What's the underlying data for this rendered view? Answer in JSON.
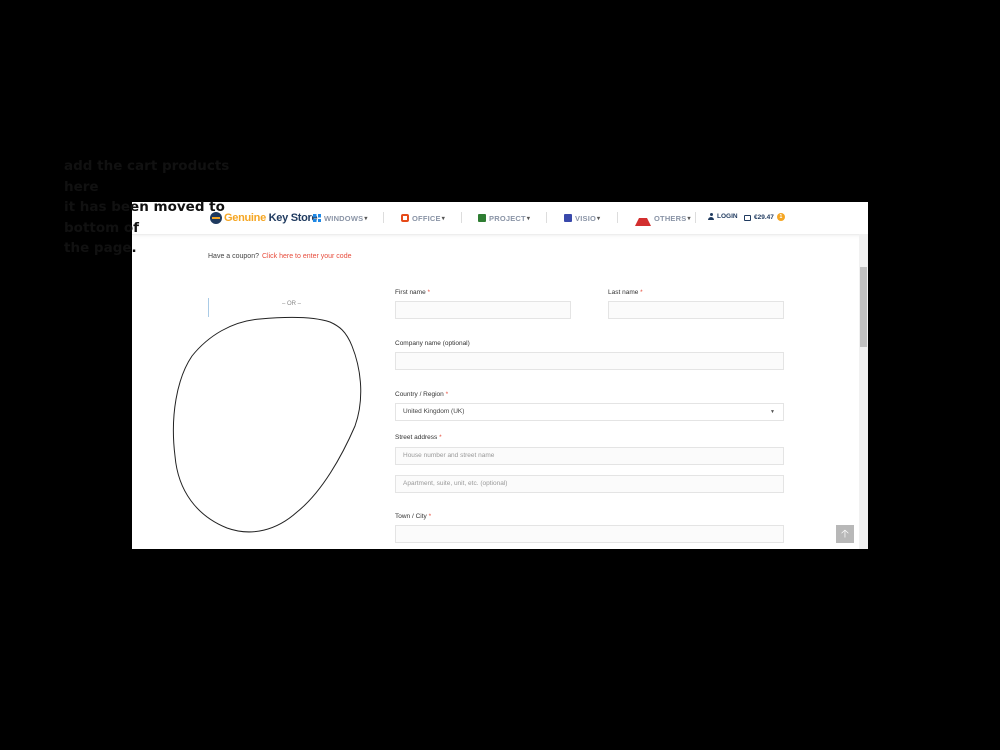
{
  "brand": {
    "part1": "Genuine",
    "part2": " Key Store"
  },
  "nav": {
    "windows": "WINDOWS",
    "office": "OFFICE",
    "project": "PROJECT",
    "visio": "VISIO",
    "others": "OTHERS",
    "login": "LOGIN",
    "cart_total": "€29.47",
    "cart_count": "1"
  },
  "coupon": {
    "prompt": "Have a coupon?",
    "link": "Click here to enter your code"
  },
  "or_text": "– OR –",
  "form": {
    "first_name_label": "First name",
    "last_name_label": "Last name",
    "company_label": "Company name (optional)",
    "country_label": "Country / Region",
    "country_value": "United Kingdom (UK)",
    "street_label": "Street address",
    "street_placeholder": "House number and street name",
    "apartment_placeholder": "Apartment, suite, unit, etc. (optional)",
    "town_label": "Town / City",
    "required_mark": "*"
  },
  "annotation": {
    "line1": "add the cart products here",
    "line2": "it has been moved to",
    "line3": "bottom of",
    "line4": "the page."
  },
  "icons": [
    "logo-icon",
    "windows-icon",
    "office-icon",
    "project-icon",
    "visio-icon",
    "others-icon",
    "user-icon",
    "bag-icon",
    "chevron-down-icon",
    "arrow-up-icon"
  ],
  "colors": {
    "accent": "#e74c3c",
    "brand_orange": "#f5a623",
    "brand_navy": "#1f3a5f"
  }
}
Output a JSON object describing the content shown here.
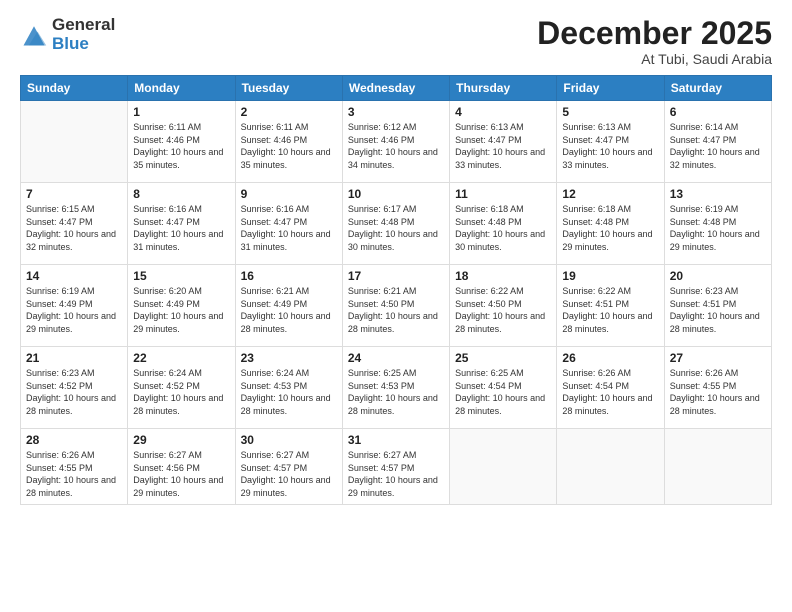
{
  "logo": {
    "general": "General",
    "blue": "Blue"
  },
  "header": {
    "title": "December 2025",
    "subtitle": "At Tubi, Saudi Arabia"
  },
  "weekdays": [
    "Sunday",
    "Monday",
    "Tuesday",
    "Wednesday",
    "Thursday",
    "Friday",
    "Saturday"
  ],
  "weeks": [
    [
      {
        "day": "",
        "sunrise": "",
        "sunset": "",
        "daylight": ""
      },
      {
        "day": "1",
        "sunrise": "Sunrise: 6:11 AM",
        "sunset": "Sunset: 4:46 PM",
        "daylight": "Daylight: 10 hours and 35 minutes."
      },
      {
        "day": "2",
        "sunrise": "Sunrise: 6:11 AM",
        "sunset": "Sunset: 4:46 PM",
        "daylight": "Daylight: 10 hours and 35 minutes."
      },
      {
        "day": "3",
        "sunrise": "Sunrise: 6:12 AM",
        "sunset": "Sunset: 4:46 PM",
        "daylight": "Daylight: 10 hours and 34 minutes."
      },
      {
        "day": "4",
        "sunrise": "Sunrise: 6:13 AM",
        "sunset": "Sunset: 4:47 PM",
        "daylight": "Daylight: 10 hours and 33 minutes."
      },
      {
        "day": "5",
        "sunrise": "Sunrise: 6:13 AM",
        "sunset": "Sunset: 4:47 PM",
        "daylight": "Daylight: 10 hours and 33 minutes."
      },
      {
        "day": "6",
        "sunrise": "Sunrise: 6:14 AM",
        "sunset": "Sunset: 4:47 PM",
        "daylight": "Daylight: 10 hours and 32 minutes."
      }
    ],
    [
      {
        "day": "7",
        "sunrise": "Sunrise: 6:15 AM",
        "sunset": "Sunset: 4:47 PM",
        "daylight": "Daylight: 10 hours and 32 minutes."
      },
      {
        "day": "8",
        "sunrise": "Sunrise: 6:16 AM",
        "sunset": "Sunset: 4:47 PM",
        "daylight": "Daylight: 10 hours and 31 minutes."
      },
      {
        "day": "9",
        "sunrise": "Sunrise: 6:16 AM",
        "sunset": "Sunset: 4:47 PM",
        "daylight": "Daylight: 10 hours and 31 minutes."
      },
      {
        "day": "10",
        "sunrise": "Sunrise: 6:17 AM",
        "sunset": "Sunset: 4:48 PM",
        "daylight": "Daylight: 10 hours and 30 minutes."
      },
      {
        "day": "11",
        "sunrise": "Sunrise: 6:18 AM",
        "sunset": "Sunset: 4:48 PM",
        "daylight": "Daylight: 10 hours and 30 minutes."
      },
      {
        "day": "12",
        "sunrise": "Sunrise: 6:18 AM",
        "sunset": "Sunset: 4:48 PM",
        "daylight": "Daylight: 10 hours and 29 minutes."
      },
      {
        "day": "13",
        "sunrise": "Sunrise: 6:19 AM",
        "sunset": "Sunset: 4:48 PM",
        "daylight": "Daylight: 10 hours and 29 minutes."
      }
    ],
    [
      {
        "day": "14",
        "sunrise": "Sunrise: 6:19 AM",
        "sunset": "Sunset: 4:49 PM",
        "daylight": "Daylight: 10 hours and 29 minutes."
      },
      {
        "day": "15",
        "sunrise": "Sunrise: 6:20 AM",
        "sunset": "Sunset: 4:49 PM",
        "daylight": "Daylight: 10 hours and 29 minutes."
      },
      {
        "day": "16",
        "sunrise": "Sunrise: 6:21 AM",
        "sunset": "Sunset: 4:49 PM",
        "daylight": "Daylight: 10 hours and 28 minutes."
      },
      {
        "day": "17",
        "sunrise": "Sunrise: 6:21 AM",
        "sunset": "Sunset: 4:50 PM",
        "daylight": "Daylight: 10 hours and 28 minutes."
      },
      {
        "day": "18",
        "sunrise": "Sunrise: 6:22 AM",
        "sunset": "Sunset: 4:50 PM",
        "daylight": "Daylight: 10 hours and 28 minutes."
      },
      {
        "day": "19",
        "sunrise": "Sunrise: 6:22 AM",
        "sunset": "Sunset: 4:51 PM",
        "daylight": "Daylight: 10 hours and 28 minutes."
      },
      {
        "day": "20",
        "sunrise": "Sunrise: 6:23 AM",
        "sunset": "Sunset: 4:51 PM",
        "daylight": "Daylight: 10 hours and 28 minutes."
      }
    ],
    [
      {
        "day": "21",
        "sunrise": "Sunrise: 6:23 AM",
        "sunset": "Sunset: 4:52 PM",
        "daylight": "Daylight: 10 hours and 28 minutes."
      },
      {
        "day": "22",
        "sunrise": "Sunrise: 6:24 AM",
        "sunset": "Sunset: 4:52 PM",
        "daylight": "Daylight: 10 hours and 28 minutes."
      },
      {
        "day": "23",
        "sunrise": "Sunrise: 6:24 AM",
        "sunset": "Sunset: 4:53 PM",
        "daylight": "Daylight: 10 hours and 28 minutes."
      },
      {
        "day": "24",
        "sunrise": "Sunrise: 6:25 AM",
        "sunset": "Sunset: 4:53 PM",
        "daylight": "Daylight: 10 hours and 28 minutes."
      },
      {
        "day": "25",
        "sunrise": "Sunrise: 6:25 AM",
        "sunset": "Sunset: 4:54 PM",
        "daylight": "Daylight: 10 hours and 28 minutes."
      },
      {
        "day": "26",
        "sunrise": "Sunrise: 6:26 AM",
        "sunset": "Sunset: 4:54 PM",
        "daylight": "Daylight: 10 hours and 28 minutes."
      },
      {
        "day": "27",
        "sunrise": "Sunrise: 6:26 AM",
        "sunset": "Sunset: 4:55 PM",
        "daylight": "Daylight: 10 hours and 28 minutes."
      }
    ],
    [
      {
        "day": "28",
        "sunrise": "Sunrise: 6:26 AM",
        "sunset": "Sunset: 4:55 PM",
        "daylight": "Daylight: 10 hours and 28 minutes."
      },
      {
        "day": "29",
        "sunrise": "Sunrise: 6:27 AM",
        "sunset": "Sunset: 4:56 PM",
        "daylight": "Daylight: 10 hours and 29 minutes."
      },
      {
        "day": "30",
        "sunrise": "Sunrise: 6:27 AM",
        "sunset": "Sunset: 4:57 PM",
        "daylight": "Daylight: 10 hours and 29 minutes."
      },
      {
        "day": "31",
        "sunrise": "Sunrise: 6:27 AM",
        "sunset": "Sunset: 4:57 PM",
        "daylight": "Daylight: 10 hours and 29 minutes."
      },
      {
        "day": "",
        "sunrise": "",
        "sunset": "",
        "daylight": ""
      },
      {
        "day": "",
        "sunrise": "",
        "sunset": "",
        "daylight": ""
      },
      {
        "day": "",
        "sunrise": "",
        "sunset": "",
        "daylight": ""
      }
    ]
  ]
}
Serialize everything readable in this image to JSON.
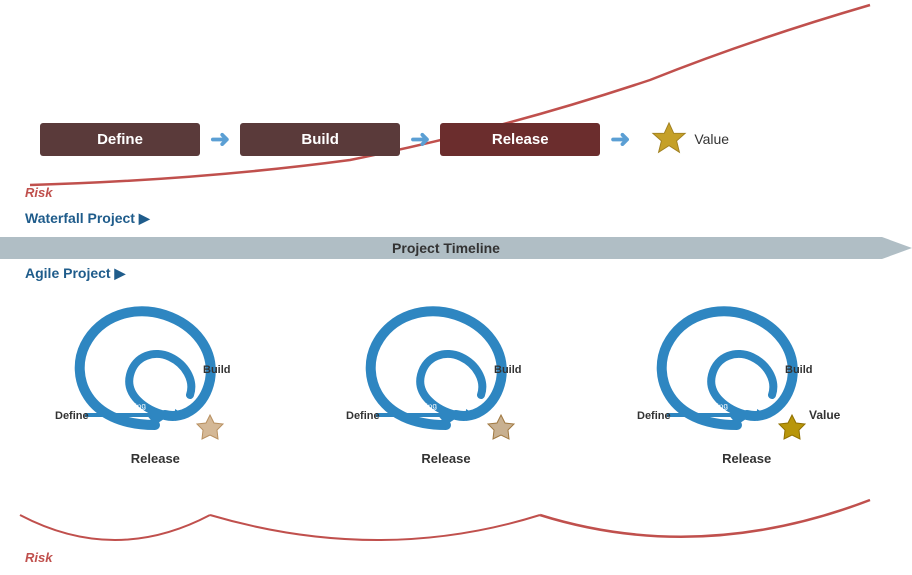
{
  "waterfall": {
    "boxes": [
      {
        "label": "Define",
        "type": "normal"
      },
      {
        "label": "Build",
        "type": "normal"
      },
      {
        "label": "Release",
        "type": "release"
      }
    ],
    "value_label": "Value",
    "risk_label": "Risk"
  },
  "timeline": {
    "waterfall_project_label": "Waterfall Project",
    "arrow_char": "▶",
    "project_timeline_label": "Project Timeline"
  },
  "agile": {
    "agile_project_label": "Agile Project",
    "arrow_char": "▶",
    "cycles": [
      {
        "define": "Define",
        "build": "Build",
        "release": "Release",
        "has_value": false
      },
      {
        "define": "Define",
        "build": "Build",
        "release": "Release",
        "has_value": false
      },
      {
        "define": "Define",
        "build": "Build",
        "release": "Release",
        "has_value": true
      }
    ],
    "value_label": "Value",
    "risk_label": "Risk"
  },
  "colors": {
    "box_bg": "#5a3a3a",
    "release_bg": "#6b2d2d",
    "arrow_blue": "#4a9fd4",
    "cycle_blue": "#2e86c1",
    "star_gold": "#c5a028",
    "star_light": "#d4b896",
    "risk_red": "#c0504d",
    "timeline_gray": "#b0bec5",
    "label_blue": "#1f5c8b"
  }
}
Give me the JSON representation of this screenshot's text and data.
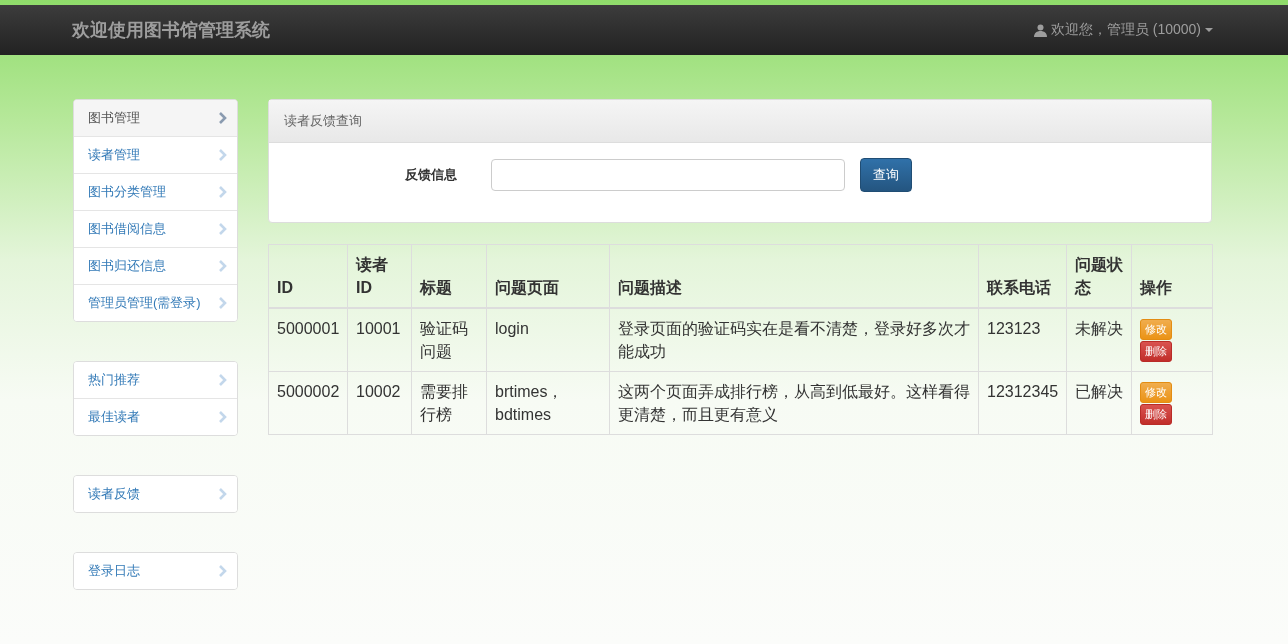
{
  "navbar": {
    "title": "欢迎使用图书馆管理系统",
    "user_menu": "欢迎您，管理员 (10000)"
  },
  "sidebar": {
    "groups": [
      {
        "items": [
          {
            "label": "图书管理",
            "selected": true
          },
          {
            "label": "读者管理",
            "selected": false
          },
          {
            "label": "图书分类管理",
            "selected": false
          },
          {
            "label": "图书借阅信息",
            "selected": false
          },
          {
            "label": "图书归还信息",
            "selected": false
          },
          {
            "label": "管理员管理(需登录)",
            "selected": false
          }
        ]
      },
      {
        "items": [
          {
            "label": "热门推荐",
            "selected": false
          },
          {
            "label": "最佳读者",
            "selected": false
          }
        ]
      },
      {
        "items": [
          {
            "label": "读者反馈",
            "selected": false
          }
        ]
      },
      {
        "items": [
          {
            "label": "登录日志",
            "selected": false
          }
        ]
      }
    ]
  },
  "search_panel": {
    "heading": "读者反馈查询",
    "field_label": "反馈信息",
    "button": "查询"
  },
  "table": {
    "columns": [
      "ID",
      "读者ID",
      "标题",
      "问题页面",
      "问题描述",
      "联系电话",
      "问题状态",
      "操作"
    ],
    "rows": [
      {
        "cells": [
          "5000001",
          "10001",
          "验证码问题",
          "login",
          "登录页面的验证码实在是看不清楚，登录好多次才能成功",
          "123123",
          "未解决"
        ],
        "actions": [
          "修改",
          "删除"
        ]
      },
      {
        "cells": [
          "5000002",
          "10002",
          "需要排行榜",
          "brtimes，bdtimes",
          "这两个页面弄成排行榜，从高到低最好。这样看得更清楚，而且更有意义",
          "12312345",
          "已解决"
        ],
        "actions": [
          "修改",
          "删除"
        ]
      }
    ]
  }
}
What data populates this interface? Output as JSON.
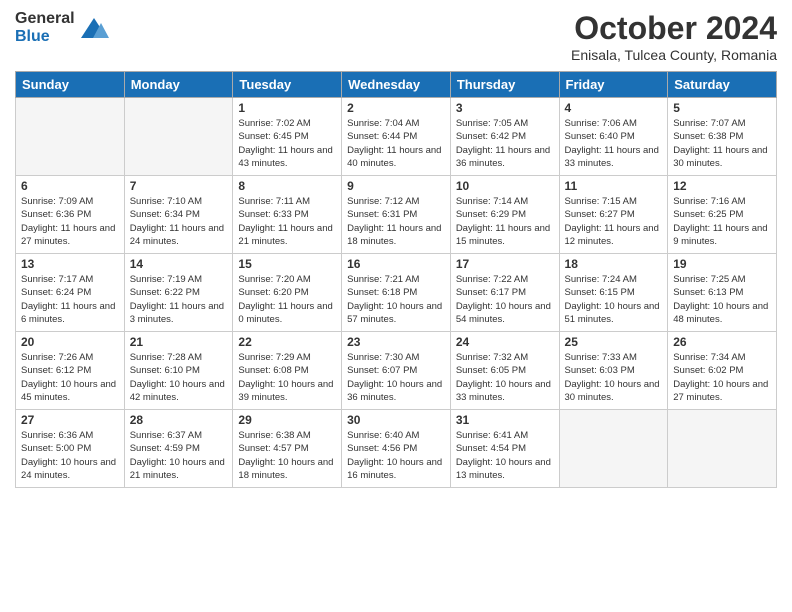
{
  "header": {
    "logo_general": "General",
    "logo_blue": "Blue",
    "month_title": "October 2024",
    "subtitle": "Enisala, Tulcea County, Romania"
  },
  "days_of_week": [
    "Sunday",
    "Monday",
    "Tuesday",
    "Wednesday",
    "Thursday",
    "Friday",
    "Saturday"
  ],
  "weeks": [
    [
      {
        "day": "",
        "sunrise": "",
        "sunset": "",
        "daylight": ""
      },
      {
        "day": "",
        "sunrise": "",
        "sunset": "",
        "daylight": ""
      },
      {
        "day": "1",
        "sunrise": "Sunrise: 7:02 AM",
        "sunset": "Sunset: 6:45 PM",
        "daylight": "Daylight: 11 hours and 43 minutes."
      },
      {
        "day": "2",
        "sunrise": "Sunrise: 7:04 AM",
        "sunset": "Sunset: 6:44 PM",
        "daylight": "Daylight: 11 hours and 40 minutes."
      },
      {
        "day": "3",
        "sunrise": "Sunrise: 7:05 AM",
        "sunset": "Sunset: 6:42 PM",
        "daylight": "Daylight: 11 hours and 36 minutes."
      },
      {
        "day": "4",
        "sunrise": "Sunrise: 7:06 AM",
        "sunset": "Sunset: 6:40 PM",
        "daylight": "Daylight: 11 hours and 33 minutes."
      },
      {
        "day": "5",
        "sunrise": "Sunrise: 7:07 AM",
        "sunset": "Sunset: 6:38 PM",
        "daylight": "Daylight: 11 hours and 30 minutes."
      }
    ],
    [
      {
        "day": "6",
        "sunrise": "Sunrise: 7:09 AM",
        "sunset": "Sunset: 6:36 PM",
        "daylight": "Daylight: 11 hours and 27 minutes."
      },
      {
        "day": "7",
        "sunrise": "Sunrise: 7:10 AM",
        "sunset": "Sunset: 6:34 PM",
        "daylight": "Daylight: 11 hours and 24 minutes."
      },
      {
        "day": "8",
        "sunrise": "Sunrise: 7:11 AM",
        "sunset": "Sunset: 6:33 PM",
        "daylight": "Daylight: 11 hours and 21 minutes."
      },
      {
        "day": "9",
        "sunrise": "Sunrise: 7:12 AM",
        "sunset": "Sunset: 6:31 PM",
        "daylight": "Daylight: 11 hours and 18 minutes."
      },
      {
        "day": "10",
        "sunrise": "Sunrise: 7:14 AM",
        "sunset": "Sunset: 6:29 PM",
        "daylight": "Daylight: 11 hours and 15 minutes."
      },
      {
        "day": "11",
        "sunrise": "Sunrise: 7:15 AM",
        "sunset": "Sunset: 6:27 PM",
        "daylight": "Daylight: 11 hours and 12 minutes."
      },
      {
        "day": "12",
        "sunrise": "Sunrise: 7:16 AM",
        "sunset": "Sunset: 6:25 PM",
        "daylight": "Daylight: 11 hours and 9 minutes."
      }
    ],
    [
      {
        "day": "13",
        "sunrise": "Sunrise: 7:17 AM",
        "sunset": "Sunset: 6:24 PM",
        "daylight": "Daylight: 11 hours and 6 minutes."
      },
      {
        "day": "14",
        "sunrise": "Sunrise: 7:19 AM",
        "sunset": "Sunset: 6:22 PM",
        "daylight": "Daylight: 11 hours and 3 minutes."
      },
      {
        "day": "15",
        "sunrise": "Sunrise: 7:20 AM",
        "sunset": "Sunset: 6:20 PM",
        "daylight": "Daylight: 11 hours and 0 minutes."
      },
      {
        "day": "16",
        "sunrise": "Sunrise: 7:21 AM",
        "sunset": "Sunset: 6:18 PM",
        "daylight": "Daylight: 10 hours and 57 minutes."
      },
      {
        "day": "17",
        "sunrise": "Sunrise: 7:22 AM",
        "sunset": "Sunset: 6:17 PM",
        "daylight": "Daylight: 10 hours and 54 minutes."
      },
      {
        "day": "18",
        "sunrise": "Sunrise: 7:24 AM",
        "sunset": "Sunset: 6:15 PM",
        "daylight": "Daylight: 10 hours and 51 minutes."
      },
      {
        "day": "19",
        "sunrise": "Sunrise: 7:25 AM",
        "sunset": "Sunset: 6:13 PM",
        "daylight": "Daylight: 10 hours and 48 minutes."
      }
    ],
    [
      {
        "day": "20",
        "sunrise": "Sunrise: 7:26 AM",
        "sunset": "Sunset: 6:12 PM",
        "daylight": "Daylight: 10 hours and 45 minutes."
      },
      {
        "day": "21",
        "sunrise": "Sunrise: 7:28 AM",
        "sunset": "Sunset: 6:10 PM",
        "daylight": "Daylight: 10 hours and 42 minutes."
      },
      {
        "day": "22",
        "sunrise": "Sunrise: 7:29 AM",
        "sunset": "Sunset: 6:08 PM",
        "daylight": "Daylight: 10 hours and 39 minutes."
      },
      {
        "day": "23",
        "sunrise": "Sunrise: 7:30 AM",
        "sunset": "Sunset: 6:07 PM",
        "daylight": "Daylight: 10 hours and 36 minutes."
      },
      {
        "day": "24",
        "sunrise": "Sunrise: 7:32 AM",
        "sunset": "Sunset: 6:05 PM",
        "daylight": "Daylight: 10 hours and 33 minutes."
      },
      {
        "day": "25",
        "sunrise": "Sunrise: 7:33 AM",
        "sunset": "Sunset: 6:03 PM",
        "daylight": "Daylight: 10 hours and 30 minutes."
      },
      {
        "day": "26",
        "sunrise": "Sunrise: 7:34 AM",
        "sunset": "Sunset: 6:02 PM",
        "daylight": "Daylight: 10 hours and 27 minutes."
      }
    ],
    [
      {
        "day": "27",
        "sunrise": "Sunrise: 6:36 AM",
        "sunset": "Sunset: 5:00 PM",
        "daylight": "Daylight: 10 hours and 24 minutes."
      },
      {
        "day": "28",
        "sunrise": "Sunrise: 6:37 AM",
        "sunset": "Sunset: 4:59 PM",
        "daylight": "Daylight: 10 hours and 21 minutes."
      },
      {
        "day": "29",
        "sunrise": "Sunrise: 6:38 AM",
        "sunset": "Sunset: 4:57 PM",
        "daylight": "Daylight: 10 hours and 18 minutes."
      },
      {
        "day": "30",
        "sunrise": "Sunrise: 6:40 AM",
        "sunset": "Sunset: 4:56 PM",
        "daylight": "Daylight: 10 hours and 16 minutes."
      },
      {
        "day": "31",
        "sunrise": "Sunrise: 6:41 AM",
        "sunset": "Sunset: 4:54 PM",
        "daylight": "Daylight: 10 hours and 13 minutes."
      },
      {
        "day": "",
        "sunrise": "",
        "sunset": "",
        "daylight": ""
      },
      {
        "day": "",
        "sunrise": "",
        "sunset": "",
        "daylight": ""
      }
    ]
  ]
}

Instructions for the task: Search the lines above for the string "name", then show every one that has it.

Answer to the exercise:
    "first_name_label": "First name",
    "last_name_label": "Last name",
    "company_label": "Company name (optional)",
    "street_placeholder": "House number and street name",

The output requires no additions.